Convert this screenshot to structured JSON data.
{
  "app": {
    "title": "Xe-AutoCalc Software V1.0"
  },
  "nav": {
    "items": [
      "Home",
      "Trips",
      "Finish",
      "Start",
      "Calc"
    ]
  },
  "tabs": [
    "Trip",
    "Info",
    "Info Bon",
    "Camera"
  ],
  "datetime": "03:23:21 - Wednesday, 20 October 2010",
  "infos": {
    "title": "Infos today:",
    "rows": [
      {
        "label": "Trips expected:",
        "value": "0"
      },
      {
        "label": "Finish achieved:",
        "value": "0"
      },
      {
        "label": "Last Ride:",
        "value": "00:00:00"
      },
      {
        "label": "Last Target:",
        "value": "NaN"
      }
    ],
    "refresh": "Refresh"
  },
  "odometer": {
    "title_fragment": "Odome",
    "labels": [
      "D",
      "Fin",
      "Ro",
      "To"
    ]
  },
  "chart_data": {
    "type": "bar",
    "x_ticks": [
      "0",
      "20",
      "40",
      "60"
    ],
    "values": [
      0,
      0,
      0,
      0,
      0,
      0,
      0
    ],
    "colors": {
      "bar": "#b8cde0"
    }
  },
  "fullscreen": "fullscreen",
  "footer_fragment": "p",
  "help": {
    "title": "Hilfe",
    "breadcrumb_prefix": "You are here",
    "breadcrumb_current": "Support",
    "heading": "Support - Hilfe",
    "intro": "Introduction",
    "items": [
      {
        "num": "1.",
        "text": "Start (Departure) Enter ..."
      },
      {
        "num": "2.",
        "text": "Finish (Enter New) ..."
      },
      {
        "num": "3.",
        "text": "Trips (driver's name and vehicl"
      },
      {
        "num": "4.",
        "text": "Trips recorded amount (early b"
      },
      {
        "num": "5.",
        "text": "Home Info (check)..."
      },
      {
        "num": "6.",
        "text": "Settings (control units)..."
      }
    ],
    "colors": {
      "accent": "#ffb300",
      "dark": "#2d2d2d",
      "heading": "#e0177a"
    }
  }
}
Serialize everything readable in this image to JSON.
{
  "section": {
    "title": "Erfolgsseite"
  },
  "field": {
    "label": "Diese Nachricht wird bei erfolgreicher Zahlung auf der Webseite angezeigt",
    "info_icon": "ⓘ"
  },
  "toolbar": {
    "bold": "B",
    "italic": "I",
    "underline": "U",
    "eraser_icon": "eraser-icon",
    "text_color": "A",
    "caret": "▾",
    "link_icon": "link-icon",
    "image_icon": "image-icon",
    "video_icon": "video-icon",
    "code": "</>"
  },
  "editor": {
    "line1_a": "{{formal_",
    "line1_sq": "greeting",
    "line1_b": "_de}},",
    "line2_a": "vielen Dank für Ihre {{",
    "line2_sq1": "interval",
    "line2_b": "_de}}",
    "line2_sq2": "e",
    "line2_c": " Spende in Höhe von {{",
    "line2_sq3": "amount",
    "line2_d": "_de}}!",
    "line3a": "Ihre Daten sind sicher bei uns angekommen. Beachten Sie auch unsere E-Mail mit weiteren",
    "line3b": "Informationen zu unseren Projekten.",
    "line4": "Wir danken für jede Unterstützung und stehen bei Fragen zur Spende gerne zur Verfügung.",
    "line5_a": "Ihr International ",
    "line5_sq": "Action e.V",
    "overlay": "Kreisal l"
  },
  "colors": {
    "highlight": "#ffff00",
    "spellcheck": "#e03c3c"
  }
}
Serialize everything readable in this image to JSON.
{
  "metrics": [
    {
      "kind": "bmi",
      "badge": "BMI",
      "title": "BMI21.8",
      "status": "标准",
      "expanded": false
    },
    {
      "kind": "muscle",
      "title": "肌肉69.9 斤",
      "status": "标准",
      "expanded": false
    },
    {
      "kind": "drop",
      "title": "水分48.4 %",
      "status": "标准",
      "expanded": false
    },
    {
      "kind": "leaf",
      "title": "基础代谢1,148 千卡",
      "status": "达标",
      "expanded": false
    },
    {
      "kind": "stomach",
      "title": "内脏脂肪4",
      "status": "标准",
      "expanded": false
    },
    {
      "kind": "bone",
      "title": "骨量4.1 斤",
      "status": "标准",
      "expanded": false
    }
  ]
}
==========
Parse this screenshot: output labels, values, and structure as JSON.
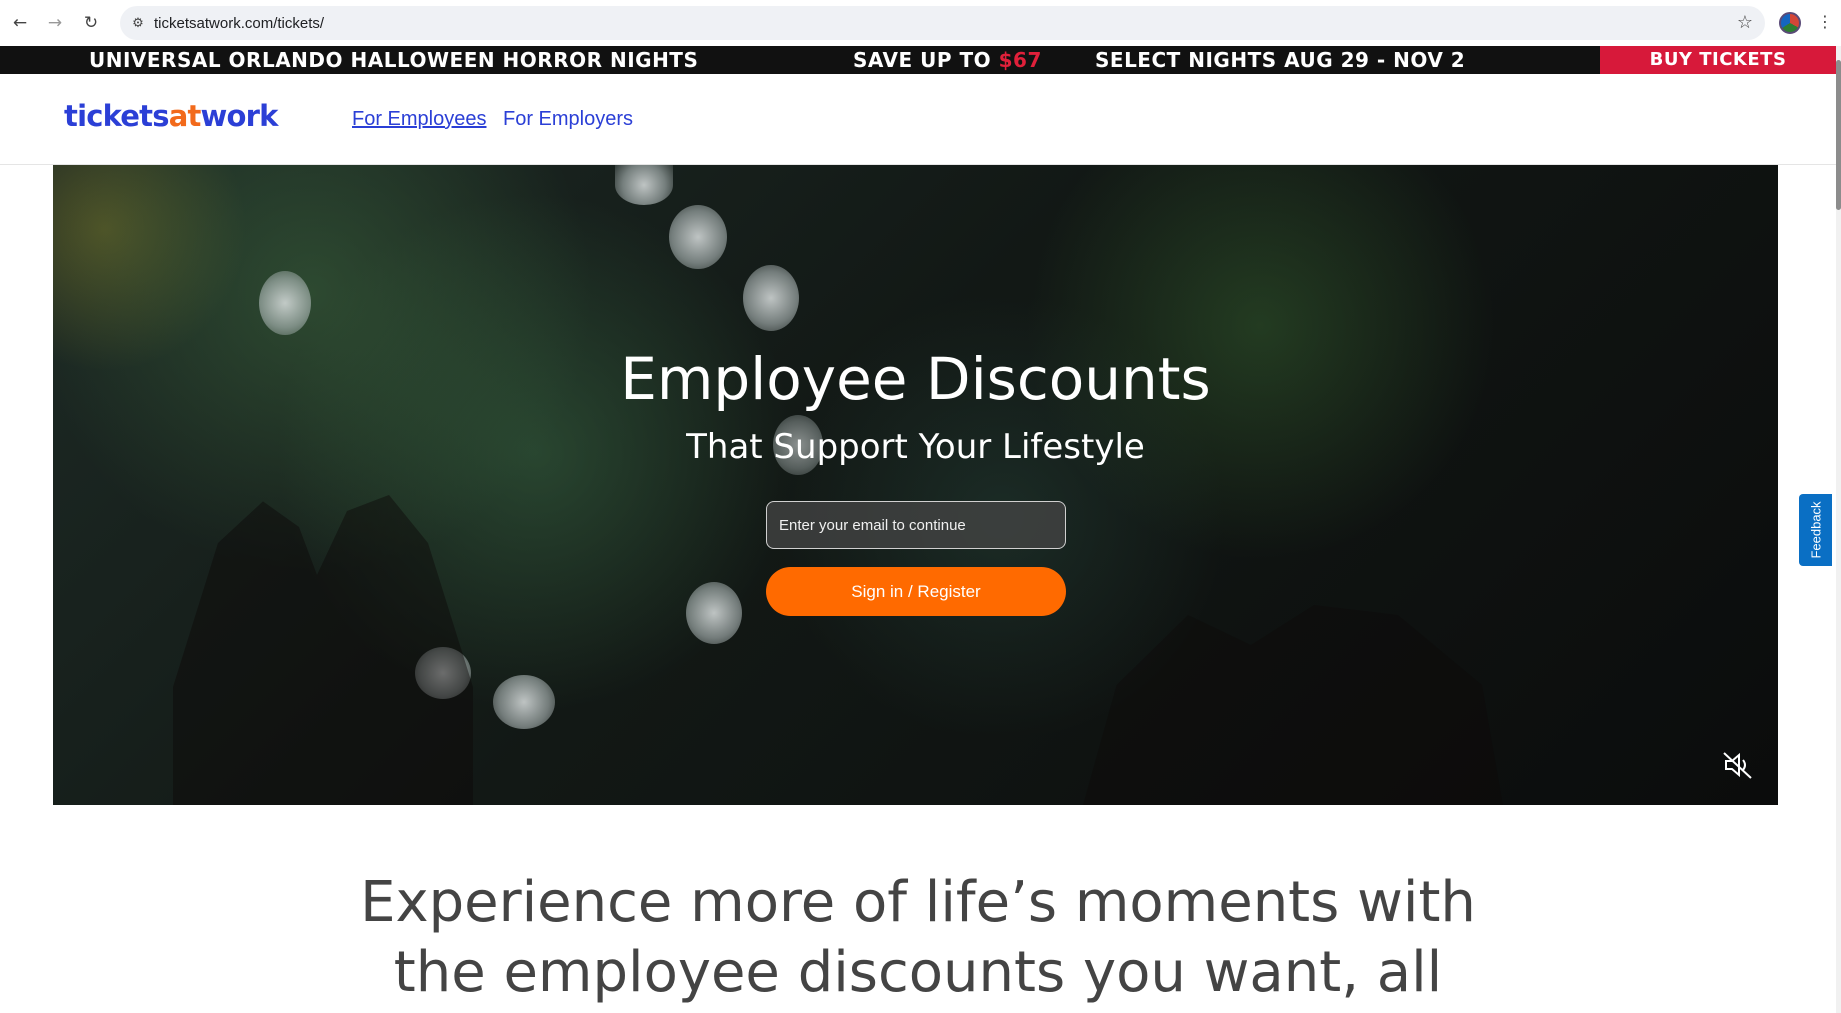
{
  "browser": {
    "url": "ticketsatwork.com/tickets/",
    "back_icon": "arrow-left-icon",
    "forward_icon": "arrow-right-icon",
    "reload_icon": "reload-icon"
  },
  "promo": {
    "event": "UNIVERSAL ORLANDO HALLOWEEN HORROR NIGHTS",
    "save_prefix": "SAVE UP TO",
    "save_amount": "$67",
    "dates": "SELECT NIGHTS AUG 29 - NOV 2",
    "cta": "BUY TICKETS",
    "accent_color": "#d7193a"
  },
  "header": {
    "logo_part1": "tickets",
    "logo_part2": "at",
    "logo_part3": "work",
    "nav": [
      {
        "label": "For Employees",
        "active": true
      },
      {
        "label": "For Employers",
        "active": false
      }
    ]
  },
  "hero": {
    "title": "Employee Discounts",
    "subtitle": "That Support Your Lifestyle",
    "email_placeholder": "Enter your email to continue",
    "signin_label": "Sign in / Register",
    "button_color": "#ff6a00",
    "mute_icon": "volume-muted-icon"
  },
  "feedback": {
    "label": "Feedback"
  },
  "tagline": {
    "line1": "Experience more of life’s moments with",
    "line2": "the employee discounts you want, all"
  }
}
==========
■ **Written instruction**
Find all lines where the word "heading" appears. Copy them.

■ **Problem solution**
    "heading": "Support - Hilfe",
      "heading": "#e0177a"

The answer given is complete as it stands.